┌─ RECORDS SUPPLIED

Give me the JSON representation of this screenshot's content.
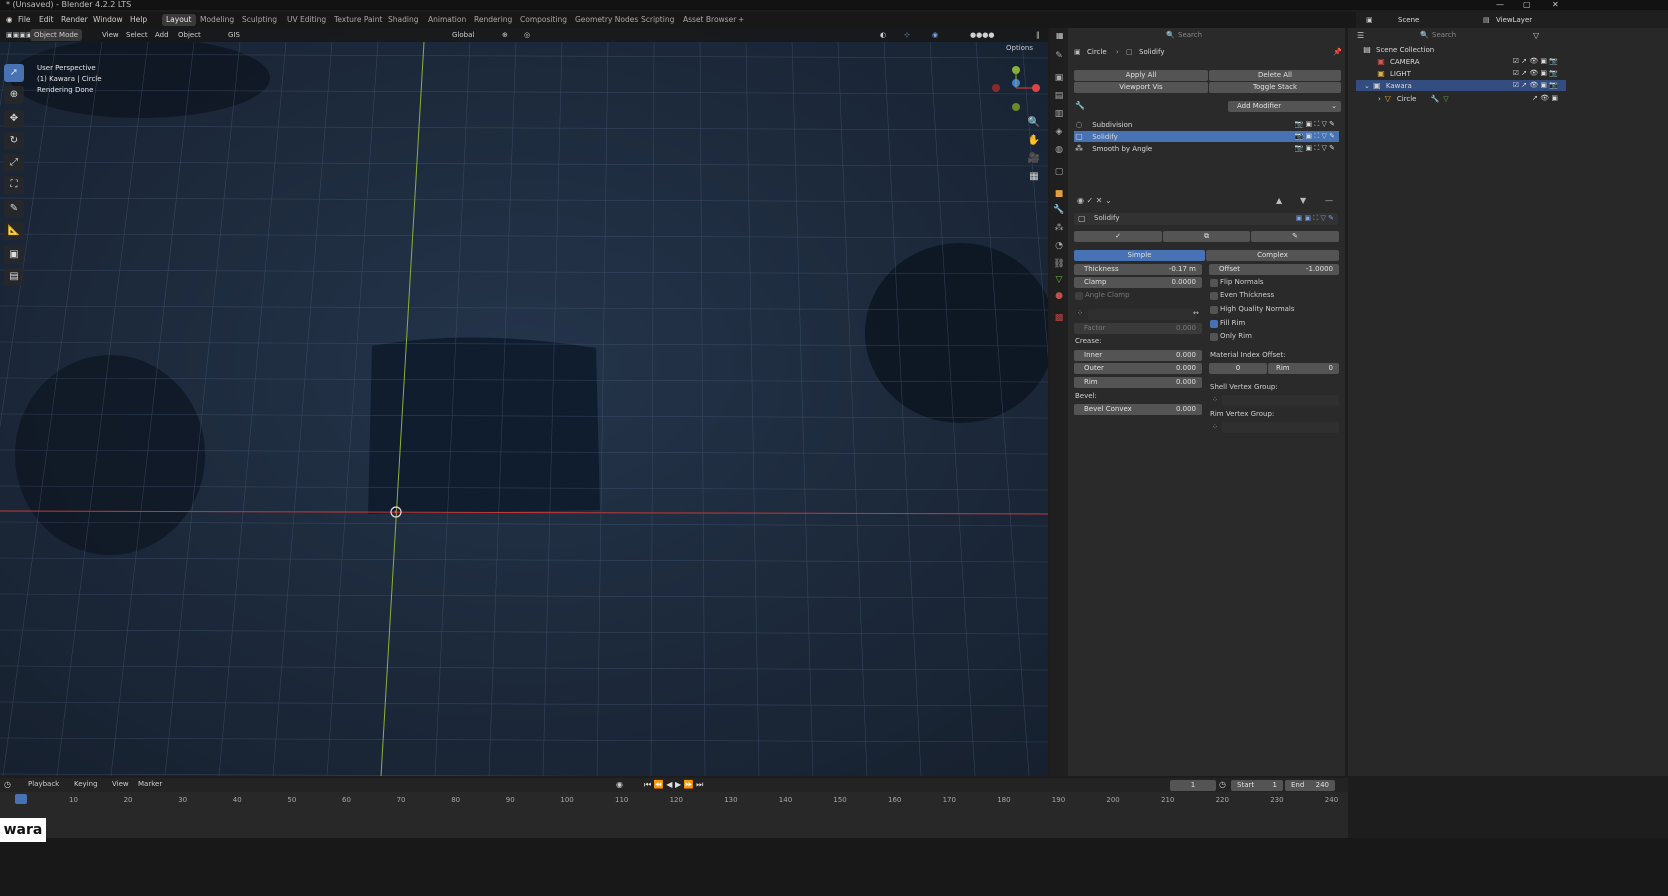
{
  "window": {
    "title": "* (Unsaved) - Blender 4.2.2 LTS"
  },
  "menu": [
    "File",
    "Edit",
    "Render",
    "Window",
    "Help"
  ],
  "workspaces": [
    "Layout",
    "Modeling",
    "Sculpting",
    "UV Editing",
    "Texture Paint",
    "Shading",
    "Animation",
    "Rendering",
    "Compositing",
    "Geometry Nodes",
    "Scripting",
    "Asset Browser"
  ],
  "viewport": {
    "mode": "Object Mode",
    "menu": [
      "View",
      "Select",
      "Add",
      "Object"
    ],
    "gis_label": "GIS",
    "transform": "Global",
    "options_label": "Options",
    "overlay_lines": [
      "User Perspective",
      "(1) Kawara | Circle",
      "Rendering Done"
    ]
  },
  "properties": {
    "breadcrumb": {
      "object": "Circle",
      "modifier": "Solidify"
    },
    "search_placeholder": "Search",
    "apply_label": "Apply All",
    "delete_all_label": "Delete All",
    "viewport_vis_label": "Viewport Vis",
    "toggle_stack_label": "Toggle Stack",
    "add_modifier_label": "Add Modifier",
    "modifiers": [
      "Subdivision",
      "Solidify",
      "Smooth by Angle"
    ],
    "active_modifier": "Solidify",
    "mode_simple": "Simple",
    "mode_complex": "Complex",
    "thickness_label": "Thickness",
    "thickness_value": "-0.17 m",
    "offset_label": "Offset",
    "offset_value": "-1.0000",
    "clamp_label": "Clamp",
    "clamp_value": "0.0000",
    "angle_clamp_label": "Angle Clamp",
    "factor_label": "Factor",
    "factor_value": "0.000",
    "flip_normals": "Flip Normals",
    "even_thickness": "Even Thickness",
    "high_quality_normals": "High Quality Normals",
    "fill_rim": "Fill Rim",
    "only_rim": "Only Rim",
    "crease_label": "Crease:",
    "inner_label": "Inner",
    "inner_value": "0.000",
    "outer_label": "Outer",
    "outer_value": "0.000",
    "rim_label": "Rim",
    "rim_value": "0.000",
    "bevel_label": "Bevel:",
    "bevel_convex_label": "Bevel Convex",
    "bevel_convex_value": "0.000",
    "material_index_offset_label": "Material Index Offset:",
    "mat_value": "0",
    "mat_rim_label": "Rim",
    "mat_rim_value": "0",
    "shell_vertex_group_label": "Shell Vertex Group:",
    "rim_vertex_group_label": "Rim Vertex Group:"
  },
  "outliner": {
    "scene_label": "Scene",
    "viewlayer_label": "ViewLayer",
    "search_placeholder": "Search",
    "root": "Scene Collection",
    "items": [
      "CAMERA",
      "LIGHT",
      "Kawara",
      "Circle"
    ]
  },
  "timeline": {
    "menu": [
      "Playback",
      "Keying",
      "View",
      "Marker"
    ],
    "current_frame": "1",
    "start_label": "Start",
    "start_value": "1",
    "end_label": "End",
    "end_value": "240",
    "ticks": [
      "1",
      "10",
      "20",
      "30",
      "40",
      "50",
      "60",
      "70",
      "80",
      "90",
      "100",
      "110",
      "120",
      "130",
      "140",
      "150",
      "160",
      "170",
      "180",
      "190",
      "200",
      "210",
      "220",
      "230",
      "240"
    ]
  },
  "watermark": "wara",
  "colors": {
    "accent": "#4772b3",
    "viewport_bg": "#1c2a3c",
    "x_axis": "#c23a3a",
    "y_axis": "#8ab03a"
  }
}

└─

WHAT TO DO: Reproduce all entries exactly. Pictures do not belong in the copy.

THE COMPLETED TASK:
Give me the JSON representation of this screenshot's content.
{
  "window": {
    "title": "* (Unsaved) - Blender 4.2.2 LTS"
  },
  "menu": [
    "File",
    "Edit",
    "Render",
    "Window",
    "Help"
  ],
  "workspaces": [
    "Layout",
    "Modeling",
    "Sculpting",
    "UV Editing",
    "Texture Paint",
    "Shading",
    "Animation",
    "Rendering",
    "Compositing",
    "Geometry Nodes",
    "Scripting",
    "Asset Browser"
  ],
  "viewport": {
    "mode": "Object Mode",
    "menu": [
      "View",
      "Select",
      "Add",
      "Object"
    ],
    "gis_label": "GIS",
    "transform": "Global",
    "options_label": "Options",
    "overlay_lines": [
      "User Perspective",
      "(1) Kawara | Circle",
      "Rendering Done"
    ]
  },
  "properties": {
    "breadcrumb": {
      "object": "Circle",
      "modifier": "Solidify"
    },
    "search_placeholder": "Search",
    "apply_label": "Apply All",
    "delete_all_label": "Delete All",
    "viewport_vis_label": "Viewport Vis",
    "toggle_stack_label": "Toggle Stack",
    "add_modifier_label": "Add Modifier",
    "modifiers": [
      "Subdivision",
      "Solidify",
      "Smooth by Angle"
    ],
    "active_modifier": "Solidify",
    "mode_simple": "Simple",
    "mode_complex": "Complex",
    "thickness_label": "Thickness",
    "thickness_value": "-0.17 m",
    "offset_label": "Offset",
    "offset_value": "-1.0000",
    "clamp_label": "Clamp",
    "clamp_value": "0.0000",
    "angle_clamp_label": "Angle Clamp",
    "factor_label": "Factor",
    "factor_value": "0.000",
    "flip_normals": "Flip Normals",
    "even_thickness": "Even Thickness",
    "high_quality_normals": "High Quality Normals",
    "fill_rim": "Fill Rim",
    "only_rim": "Only Rim",
    "crease_label": "Crease:",
    "inner_label": "Inner",
    "inner_value": "0.000",
    "outer_label": "Outer",
    "outer_value": "0.000",
    "rim_label": "Rim",
    "rim_value": "0.000",
    "bevel_label": "Bevel:",
    "bevel_convex_label": "Bevel Convex",
    "bevel_convex_value": "0.000",
    "material_index_offset_label": "Material Index Offset:",
    "mat_value": "0",
    "mat_rim_label": "Rim",
    "mat_rim_value": "0",
    "shell_vertex_group_label": "Shell Vertex Group:",
    "rim_vertex_group_label": "Rim Vertex Group:"
  },
  "outliner": {
    "scene_label": "Scene",
    "viewlayer_label": "ViewLayer",
    "search_placeholder": "Search",
    "root": "Scene Collection",
    "items": [
      "CAMERA",
      "LIGHT",
      "Kawara",
      "Circle"
    ]
  },
  "timeline": {
    "menu": [
      "Playback",
      "Keying",
      "View",
      "Marker"
    ],
    "current_frame": "1",
    "start_label": "Start",
    "start_value": "1",
    "end_label": "End",
    "end_value": "240",
    "ticks": [
      "1",
      "10",
      "20",
      "30",
      "40",
      "50",
      "60",
      "70",
      "80",
      "90",
      "100",
      "110",
      "120",
      "130",
      "140",
      "150",
      "160",
      "170",
      "180",
      "190",
      "200",
      "210",
      "220",
      "230",
      "240"
    ]
  },
  "watermark": "wara",
  "colors": {
    "accent": "#4772b3",
    "viewport_bg": "#1c2a3c",
    "x_axis": "#c23a3a",
    "y_axis": "#8ab03a"
  }
}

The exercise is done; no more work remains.